■ Task description
Output each line of the material exactly as it stands.
________________________
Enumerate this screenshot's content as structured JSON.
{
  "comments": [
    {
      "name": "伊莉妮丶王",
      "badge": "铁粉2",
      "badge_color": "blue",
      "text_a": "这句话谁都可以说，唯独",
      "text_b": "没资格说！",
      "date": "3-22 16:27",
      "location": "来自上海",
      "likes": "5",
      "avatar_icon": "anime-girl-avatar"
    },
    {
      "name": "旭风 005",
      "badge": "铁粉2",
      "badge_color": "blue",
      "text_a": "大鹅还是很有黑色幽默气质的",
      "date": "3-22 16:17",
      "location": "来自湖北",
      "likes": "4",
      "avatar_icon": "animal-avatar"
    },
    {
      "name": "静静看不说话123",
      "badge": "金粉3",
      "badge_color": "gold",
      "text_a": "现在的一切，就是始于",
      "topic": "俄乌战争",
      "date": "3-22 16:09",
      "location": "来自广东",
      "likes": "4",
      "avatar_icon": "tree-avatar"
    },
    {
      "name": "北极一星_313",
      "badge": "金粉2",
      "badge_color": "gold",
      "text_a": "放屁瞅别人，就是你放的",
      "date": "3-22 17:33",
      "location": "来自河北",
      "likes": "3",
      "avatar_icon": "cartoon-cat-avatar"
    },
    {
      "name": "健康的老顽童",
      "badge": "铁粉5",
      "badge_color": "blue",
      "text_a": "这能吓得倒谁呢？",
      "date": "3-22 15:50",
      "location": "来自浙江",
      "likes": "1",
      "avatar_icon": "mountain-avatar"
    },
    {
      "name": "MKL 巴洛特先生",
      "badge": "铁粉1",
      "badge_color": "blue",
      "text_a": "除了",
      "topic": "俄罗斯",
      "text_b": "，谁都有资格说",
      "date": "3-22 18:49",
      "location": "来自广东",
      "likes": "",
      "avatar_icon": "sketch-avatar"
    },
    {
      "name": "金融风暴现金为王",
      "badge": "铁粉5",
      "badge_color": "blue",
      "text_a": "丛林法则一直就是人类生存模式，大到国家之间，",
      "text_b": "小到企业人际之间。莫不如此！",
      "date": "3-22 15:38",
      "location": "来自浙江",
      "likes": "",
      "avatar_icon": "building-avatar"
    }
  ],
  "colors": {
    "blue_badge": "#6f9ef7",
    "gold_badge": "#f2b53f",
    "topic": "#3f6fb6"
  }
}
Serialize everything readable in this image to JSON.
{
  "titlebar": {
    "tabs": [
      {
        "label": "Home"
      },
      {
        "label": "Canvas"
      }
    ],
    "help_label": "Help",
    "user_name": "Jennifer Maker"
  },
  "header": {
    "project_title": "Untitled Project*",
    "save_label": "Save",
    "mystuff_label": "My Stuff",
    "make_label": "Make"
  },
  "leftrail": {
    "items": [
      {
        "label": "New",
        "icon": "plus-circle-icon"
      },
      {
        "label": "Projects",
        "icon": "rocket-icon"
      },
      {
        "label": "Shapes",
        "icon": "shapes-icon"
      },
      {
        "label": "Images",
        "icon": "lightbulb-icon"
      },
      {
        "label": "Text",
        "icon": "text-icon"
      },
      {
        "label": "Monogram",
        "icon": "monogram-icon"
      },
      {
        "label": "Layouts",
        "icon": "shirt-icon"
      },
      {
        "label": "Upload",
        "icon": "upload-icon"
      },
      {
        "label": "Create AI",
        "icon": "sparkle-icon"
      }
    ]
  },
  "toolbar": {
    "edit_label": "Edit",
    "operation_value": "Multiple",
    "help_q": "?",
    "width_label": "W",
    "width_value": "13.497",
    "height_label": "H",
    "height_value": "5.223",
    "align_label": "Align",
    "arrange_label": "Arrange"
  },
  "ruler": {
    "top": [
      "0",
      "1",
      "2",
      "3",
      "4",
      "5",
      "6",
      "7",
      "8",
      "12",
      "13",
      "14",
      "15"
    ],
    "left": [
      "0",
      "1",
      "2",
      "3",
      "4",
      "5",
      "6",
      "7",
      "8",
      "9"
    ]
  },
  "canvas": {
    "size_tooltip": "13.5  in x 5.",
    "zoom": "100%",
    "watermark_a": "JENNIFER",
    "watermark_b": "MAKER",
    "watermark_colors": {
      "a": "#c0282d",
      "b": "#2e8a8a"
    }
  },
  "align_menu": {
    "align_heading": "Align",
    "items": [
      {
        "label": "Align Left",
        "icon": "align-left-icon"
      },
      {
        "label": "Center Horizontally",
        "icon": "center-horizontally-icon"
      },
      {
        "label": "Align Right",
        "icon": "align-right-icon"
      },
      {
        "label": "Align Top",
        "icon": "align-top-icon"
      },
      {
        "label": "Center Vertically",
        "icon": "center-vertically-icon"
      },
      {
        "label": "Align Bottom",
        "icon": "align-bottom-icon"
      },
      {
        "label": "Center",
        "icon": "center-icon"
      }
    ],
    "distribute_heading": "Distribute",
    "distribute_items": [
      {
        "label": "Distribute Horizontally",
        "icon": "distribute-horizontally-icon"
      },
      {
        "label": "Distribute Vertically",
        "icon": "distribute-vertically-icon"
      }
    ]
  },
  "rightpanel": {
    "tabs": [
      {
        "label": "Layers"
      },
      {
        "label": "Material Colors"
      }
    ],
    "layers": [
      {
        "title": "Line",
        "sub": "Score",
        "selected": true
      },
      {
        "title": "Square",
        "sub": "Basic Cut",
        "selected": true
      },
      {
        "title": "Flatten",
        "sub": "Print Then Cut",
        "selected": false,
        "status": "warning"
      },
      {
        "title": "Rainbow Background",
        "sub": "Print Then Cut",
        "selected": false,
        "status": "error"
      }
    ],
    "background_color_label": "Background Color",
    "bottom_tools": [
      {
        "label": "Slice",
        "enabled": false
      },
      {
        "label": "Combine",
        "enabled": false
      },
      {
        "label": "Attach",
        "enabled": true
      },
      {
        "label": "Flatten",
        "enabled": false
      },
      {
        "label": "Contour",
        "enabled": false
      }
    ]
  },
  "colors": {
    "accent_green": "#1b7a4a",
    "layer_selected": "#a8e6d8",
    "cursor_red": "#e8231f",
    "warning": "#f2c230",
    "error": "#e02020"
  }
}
________________________
■ Solved exercise
Enumerate this screenshot's content as structured JSON.
{
  "comments": [
    {
      "name": "伊莉妮丶王",
      "badge": "铁粉2",
      "badge_color": "blue",
      "text_a": "这句话谁都可以说，唯独",
      "text_b": "没资格说！",
      "date": "3-22 16:27",
      "location": "来自上海",
      "likes": "5",
      "avatar_icon": "anime-girl-avatar"
    },
    {
      "name": "旭风 005",
      "badge": "铁粉2",
      "badge_color": "blue",
      "text_a": "大鹅还是很有黑色幽默气质的",
      "date": "3-22 16:17",
      "location": "来自湖北",
      "likes": "4",
      "avatar_icon": "animal-avatar"
    },
    {
      "name": "静静看不说话123",
      "badge": "金粉3",
      "badge_color": "gold",
      "text_a": "现在的一切，就是始于",
      "topic": "俄乌战争",
      "date": "3-22 16:09",
      "location": "来自广东",
      "likes": "4",
      "avatar_icon": "tree-avatar"
    },
    {
      "name": "北极一星_313",
      "badge": "金粉2",
      "badge_color": "gold",
      "text_a": "放屁瞅别人，就是你放的",
      "date": "3-22 17:33",
      "location": "来自河北",
      "likes": "3",
      "avatar_icon": "cartoon-cat-avatar"
    },
    {
      "name": "健康的老顽童",
      "badge": "铁粉5",
      "badge_color": "blue",
      "text_a": "这能吓得倒谁呢？",
      "date": "3-22 15:50",
      "location": "来自浙江",
      "likes": "1",
      "avatar_icon": "mountain-avatar"
    },
    {
      "name": "MKL 巴洛特先生",
      "badge": "铁粉1",
      "badge_color": "blue",
      "text_a": "除了",
      "topic": "俄罗斯",
      "text_b": "，谁都有资格说",
      "date": "3-22 18:49",
      "location": "来自广东",
      "likes": "",
      "avatar_icon": "sketch-avatar"
    },
    {
      "name": "金融风暴现金为王",
      "badge": "铁粉5",
      "badge_color": "blue",
      "text_a": "丛林法则一直就是人类生存模式，大到国家之间，",
      "text_b": "小到企业人际之间。莫不如此！",
      "date": "3-22 15:38",
      "location": "来自浙江",
      "likes": "",
      "avatar_icon": "building-avatar"
    }
  ],
  "colors": {
    "blue_badge": "#6f9ef7",
    "gold_badge": "#f2b53f",
    "topic": "#3f6fb6"
  }
}
Serialize everything readable in this image to JSON.
{
  "titlebar": {
    "tabs": [
      {
        "label": "Home"
      },
      {
        "label": "Canvas"
      }
    ],
    "help_label": "Help",
    "user_name": "Jennifer Maker"
  },
  "header": {
    "project_title": "Untitled Project*",
    "save_label": "Save",
    "mystuff_label": "My Stuff",
    "make_label": "Make"
  },
  "leftrail": {
    "items": [
      {
        "label": "New",
        "icon": "plus-circle-icon"
      },
      {
        "label": "Projects",
        "icon": "rocket-icon"
      },
      {
        "label": "Shapes",
        "icon": "shapes-icon"
      },
      {
        "label": "Images",
        "icon": "lightbulb-icon"
      },
      {
        "label": "Text",
        "icon": "text-icon"
      },
      {
        "label": "Monogram",
        "icon": "monogram-icon"
      },
      {
        "label": "Layouts",
        "icon": "shirt-icon"
      },
      {
        "label": "Upload",
        "icon": "upload-icon"
      },
      {
        "label": "Create AI",
        "icon": "sparkle-icon"
      }
    ]
  },
  "toolbar": {
    "edit_label": "Edit",
    "operation_value": "Multiple",
    "help_q": "?",
    "width_label": "W",
    "width_value": "13.497",
    "height_label": "H",
    "height_value": "5.223",
    "align_label": "Align",
    "arrange_label": "Arrange"
  },
  "ruler": {
    "top": [
      "0",
      "1",
      "2",
      "3",
      "4",
      "5",
      "6",
      "7",
      "8",
      "12",
      "13",
      "14",
      "15"
    ],
    "left": [
      "0",
      "1",
      "2",
      "3",
      "4",
      "5",
      "6",
      "7",
      "8",
      "9"
    ]
  },
  "canvas": {
    "size_tooltip": "13.5  in x 5.",
    "zoom": "100%",
    "watermark_a": "JENNIFER",
    "watermark_b": "MAKER",
    "watermark_colors": {
      "a": "#c0282d",
      "b": "#2e8a8a"
    }
  },
  "align_menu": {
    "align_heading": "Align",
    "items": [
      {
        "label": "Align Left",
        "icon": "align-left-icon"
      },
      {
        "label": "Center Horizontally",
        "icon": "center-horizontally-icon"
      },
      {
        "label": "Align Right",
        "icon": "align-right-icon"
      },
      {
        "label": "Align Top",
        "icon": "align-top-icon"
      },
      {
        "label": "Center Vertically",
        "icon": "center-vertically-icon"
      },
      {
        "label": "Align Bottom",
        "icon": "align-bottom-icon"
      },
      {
        "label": "Center",
        "icon": "center-icon"
      }
    ],
    "distribute_heading": "Distribute",
    "distribute_items": [
      {
        "label": "Distribute Horizontally",
        "icon": "distribute-horizontally-icon"
      },
      {
        "label": "Distribute Vertically",
        "icon": "distribute-vertically-icon"
      }
    ]
  },
  "rightpanel": {
    "tabs": [
      {
        "label": "Layers"
      },
      {
        "label": "Material Colors"
      }
    ],
    "layers": [
      {
        "title": "Line",
        "sub": "Score",
        "selected": true
      },
      {
        "title": "Square",
        "sub": "Basic Cut",
        "selected": true
      },
      {
        "title": "Flatten",
        "sub": "Print Then Cut",
        "selected": false,
        "status": "warning"
      },
      {
        "title": "Rainbow Background",
        "sub": "Print Then Cut",
        "selected": false,
        "status": "error"
      }
    ],
    "background_color_label": "Background Color",
    "bottom_tools": [
      {
        "label": "Slice",
        "enabled": false
      },
      {
        "label": "Combine",
        "enabled": false
      },
      {
        "label": "Attach",
        "enabled": true
      },
      {
        "label": "Flatten",
        "enabled": false
      },
      {
        "label": "Contour",
        "enabled": false
      }
    ]
  },
  "colors": {
    "accent_green": "#1b7a4a",
    "layer_selected": "#a8e6d8",
    "cursor_red": "#e8231f",
    "warning": "#f2c230",
    "error": "#e02020"
  }
}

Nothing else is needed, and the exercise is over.